------ Supplied information
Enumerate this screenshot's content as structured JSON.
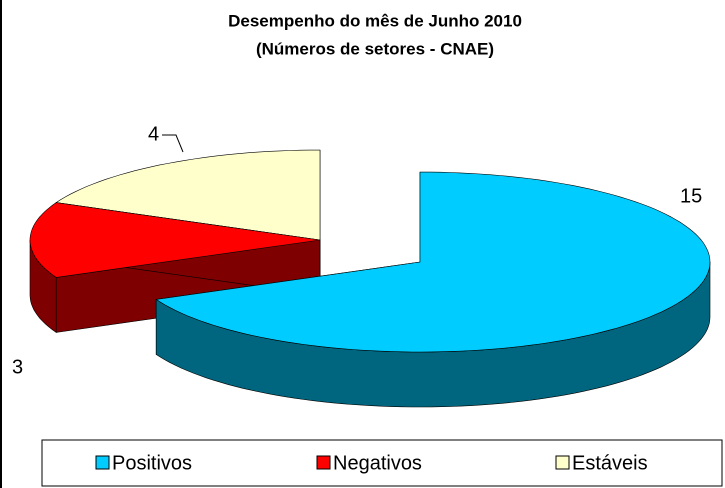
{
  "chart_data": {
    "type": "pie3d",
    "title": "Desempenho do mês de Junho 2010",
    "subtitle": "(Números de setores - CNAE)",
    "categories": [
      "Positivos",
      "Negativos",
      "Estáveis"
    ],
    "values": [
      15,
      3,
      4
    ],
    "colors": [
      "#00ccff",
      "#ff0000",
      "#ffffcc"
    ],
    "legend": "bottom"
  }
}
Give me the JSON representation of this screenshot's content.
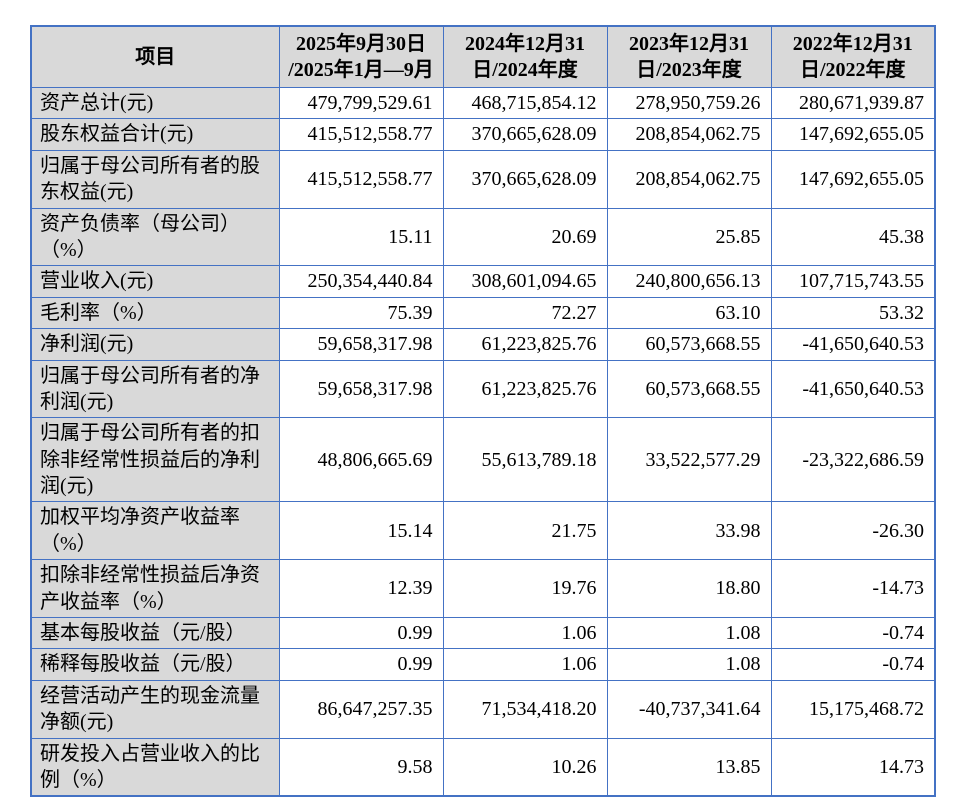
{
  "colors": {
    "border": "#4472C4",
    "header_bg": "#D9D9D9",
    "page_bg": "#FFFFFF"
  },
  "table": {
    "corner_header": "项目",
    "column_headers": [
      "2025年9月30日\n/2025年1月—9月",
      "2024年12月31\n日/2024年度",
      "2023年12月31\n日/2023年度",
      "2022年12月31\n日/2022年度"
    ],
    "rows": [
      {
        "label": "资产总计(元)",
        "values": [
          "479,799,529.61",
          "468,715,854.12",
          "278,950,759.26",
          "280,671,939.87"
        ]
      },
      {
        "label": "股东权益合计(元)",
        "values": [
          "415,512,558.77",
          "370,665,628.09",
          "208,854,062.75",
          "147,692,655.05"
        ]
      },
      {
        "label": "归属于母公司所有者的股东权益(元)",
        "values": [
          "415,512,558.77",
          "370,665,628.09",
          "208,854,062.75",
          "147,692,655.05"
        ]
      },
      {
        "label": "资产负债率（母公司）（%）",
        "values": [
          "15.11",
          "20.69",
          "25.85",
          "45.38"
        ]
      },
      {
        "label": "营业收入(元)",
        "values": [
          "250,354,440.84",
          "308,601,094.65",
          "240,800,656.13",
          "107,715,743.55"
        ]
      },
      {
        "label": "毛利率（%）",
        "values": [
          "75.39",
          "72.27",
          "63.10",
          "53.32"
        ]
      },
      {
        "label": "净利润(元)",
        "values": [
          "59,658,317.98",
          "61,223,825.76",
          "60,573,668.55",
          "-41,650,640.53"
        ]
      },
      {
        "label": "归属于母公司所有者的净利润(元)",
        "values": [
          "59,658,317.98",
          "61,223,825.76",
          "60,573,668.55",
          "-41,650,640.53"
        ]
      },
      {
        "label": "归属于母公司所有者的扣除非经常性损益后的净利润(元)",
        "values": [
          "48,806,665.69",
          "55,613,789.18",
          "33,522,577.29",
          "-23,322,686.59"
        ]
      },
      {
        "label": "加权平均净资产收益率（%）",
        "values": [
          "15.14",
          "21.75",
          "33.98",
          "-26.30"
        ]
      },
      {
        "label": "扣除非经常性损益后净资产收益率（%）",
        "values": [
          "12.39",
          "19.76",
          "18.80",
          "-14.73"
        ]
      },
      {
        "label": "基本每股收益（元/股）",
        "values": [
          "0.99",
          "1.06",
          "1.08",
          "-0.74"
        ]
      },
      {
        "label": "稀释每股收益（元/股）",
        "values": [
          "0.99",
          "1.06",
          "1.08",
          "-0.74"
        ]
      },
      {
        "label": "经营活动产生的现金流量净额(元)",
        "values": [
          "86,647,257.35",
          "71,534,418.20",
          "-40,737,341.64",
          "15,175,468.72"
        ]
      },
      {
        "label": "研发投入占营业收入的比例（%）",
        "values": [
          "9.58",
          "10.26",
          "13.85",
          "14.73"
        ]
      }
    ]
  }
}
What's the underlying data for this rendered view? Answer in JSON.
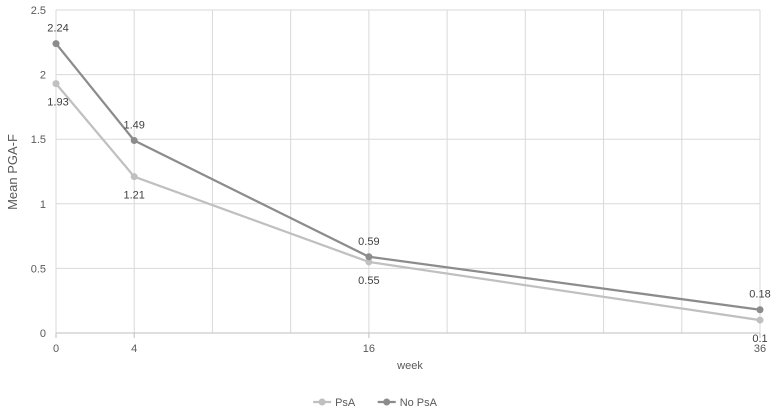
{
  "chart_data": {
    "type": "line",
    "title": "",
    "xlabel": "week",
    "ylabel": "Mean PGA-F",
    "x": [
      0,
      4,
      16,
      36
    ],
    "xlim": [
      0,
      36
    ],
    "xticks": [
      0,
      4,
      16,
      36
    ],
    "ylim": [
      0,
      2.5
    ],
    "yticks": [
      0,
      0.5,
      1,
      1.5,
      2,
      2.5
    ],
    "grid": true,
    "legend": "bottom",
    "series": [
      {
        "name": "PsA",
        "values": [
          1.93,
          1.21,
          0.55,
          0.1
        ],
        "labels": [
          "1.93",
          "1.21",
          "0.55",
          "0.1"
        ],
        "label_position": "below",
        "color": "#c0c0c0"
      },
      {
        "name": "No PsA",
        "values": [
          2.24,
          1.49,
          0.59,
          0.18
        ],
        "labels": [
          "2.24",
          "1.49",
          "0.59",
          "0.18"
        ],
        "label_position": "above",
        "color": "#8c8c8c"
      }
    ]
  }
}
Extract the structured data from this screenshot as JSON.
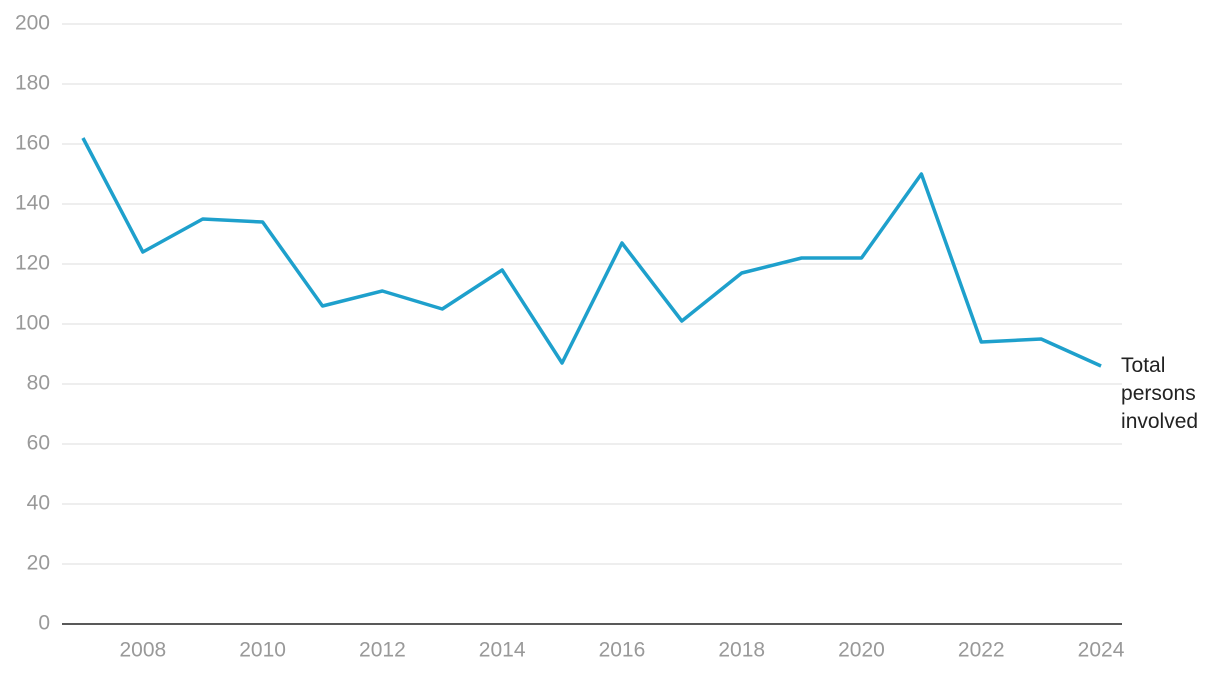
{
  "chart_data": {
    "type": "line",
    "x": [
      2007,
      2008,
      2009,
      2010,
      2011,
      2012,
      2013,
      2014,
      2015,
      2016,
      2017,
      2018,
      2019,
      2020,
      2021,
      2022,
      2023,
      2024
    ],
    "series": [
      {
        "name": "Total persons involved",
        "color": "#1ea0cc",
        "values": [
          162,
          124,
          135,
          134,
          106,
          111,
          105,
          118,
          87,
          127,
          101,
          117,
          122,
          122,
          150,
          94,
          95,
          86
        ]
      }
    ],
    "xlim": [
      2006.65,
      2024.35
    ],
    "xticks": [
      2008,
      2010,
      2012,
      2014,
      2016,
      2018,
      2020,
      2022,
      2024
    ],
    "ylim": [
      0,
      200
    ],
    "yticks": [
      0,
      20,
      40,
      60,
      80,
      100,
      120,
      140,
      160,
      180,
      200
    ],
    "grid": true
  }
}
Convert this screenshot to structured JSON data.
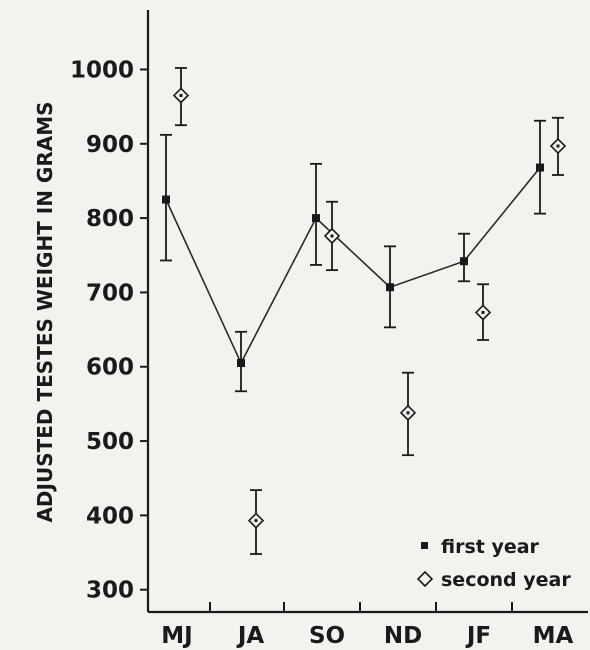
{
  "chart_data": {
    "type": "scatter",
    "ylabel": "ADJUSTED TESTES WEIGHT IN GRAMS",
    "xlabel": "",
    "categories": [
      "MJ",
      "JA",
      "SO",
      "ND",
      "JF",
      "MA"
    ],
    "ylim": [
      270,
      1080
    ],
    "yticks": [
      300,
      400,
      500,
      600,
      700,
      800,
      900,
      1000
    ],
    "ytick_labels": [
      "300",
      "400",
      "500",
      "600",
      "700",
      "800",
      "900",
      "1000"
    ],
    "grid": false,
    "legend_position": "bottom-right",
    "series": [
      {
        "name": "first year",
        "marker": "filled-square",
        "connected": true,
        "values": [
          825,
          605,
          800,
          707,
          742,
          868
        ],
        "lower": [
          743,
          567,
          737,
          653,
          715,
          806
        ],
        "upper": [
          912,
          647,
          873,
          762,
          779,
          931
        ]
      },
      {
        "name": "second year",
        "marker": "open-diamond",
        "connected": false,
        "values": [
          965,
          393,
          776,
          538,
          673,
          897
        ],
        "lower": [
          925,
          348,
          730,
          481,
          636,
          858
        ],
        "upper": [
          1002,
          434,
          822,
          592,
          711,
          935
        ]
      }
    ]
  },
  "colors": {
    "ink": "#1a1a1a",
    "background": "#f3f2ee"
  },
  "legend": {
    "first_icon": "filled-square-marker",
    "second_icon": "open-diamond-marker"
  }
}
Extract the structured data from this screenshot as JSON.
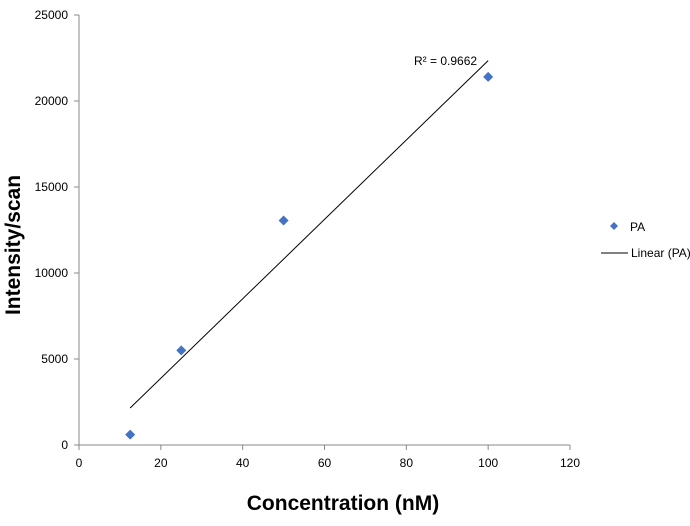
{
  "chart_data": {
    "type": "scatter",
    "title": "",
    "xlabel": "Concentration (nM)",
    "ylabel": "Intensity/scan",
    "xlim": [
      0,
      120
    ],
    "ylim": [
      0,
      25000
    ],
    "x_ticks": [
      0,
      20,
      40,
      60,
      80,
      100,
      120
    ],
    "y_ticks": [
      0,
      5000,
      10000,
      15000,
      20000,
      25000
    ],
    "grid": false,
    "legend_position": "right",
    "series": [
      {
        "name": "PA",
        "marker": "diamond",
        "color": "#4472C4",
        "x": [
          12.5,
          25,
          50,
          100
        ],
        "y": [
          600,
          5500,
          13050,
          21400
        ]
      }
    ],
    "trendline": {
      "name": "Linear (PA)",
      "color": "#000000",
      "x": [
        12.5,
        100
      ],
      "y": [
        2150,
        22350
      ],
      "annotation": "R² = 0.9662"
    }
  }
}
------------
• Exercise instructions:
What is the number of lines above that contain "bottom"? Answer with that number only.

• The result:
3